What is needed: Copy out each line that has "Cavendish" in it.

Information given:
——

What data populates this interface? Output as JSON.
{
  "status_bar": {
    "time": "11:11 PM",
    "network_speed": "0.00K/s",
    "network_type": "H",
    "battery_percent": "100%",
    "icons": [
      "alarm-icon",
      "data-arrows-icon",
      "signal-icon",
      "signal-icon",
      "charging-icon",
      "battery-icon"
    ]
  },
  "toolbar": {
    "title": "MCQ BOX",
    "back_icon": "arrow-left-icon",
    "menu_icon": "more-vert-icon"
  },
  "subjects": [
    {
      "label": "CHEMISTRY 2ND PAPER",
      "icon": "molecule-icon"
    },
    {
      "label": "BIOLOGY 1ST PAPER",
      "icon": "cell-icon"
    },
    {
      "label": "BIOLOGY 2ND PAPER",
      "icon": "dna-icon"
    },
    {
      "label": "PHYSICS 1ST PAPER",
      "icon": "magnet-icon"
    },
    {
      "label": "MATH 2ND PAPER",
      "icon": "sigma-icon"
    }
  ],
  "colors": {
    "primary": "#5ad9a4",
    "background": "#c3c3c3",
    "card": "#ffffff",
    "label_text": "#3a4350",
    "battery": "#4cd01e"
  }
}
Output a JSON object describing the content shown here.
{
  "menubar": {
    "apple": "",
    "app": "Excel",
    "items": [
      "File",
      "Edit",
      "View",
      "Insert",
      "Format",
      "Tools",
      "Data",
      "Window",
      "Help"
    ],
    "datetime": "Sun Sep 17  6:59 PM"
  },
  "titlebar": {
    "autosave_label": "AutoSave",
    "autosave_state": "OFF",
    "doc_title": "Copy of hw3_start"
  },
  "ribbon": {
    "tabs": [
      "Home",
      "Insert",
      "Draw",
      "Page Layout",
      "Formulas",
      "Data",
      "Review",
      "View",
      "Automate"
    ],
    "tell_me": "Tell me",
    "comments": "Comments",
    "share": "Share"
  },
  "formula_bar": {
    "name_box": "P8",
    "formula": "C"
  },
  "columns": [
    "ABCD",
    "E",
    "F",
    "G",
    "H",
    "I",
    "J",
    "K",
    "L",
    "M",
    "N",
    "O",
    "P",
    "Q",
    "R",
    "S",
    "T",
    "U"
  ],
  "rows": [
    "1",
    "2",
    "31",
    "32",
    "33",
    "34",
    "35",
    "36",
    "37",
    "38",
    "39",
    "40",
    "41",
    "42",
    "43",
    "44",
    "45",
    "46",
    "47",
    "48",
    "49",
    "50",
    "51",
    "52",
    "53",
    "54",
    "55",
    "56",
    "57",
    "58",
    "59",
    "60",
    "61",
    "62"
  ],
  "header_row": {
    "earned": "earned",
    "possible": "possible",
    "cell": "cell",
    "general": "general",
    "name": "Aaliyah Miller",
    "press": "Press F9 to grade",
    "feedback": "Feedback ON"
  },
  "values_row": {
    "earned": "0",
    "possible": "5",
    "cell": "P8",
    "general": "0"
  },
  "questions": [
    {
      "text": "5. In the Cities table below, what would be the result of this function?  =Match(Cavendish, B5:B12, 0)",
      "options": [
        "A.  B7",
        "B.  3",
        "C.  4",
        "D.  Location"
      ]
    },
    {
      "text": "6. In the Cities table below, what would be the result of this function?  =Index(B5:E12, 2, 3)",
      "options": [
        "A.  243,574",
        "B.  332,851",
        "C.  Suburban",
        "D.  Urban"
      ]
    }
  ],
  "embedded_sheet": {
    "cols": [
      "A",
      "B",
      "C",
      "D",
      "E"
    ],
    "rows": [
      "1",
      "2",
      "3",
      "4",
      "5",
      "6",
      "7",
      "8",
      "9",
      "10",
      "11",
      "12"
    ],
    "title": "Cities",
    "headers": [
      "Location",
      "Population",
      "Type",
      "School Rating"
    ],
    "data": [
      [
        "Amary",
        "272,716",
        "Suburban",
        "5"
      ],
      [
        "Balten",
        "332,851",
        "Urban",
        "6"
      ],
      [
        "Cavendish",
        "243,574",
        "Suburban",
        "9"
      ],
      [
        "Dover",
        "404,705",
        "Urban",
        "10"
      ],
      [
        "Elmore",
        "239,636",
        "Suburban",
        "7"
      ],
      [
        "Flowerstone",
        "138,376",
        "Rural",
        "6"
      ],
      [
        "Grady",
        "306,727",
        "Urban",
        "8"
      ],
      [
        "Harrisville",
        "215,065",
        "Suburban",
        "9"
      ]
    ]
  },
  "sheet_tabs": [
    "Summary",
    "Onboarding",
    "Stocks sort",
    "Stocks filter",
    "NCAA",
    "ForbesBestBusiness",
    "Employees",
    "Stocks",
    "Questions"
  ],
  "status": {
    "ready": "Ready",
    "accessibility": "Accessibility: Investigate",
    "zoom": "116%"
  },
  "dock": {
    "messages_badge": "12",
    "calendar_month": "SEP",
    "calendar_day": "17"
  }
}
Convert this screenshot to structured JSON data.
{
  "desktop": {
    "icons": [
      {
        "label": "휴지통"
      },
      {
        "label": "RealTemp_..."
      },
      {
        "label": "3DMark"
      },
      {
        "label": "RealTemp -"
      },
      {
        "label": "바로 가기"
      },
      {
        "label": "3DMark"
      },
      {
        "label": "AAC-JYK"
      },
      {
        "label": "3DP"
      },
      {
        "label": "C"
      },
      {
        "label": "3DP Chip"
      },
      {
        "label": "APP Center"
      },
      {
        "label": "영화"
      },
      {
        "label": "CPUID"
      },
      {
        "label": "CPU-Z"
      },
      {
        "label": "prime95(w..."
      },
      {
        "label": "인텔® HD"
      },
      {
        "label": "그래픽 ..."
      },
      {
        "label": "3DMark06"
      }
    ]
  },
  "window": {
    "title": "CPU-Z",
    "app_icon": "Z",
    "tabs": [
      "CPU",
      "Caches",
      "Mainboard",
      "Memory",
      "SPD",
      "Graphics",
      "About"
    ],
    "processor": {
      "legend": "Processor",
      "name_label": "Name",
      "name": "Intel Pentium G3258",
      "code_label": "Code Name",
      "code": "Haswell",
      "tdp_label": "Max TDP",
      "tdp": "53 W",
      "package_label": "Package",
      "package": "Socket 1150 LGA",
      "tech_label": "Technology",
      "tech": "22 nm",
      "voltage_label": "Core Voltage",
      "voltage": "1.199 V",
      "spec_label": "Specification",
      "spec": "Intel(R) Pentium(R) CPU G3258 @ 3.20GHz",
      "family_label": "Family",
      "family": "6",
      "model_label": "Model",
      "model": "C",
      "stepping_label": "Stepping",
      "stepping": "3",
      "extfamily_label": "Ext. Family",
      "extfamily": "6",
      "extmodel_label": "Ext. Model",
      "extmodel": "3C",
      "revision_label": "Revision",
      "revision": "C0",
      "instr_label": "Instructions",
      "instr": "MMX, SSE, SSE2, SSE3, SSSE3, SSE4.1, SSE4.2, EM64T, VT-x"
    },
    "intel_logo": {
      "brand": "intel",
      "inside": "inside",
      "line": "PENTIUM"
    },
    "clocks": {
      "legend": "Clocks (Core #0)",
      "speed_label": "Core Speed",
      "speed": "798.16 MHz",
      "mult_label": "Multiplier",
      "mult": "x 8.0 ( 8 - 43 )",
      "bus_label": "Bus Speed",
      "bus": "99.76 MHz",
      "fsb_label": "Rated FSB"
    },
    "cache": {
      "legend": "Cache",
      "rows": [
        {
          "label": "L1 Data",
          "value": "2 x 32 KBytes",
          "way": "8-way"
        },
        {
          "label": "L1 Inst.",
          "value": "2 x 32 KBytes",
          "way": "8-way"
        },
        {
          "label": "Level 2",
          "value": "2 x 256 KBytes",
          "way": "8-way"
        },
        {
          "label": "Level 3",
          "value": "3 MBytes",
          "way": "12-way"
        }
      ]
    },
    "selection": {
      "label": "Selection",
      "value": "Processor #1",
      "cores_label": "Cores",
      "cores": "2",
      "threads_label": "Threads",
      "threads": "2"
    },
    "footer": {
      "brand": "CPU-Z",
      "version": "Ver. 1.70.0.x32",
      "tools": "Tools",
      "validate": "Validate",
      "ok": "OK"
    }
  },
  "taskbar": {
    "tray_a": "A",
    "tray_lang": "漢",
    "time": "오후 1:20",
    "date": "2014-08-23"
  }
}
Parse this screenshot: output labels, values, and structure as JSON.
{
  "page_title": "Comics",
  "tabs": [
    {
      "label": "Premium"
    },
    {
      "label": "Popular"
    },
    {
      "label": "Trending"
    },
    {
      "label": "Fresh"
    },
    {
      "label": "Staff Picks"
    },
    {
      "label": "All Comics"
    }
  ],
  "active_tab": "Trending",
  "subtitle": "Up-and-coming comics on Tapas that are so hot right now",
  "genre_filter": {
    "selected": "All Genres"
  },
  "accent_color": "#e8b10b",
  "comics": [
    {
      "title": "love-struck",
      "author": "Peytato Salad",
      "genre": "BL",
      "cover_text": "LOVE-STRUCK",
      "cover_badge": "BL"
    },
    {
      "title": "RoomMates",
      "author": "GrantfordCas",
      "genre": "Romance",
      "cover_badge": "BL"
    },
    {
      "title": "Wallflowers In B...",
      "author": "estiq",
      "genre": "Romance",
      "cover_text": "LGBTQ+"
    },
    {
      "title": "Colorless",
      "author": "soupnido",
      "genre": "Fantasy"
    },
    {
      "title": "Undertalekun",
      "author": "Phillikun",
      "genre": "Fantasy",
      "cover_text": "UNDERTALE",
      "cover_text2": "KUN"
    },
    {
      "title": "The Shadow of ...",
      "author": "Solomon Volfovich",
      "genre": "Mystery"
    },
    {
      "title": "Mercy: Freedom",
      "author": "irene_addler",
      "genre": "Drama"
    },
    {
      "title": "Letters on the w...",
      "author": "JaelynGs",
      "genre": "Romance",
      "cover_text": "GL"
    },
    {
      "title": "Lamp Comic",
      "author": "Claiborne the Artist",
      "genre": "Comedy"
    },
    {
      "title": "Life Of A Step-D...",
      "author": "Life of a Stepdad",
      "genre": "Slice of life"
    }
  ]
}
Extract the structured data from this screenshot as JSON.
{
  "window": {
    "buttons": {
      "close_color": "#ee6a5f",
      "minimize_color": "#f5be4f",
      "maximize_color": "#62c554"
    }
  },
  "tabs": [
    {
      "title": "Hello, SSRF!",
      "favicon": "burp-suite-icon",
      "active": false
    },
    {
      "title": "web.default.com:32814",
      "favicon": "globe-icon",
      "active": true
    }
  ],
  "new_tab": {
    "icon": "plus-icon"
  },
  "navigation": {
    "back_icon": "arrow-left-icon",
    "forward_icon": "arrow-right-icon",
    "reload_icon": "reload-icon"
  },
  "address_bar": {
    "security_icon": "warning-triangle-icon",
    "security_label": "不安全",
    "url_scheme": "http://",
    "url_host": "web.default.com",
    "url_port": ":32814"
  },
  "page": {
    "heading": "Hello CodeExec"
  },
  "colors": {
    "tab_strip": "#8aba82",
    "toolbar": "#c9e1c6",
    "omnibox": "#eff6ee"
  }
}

——

Exercise output:
      "text": "5. In the Cities table below, what would be the result of this function?  =Match(Cavendish, B5:B12, 0)",
        "Cavendish",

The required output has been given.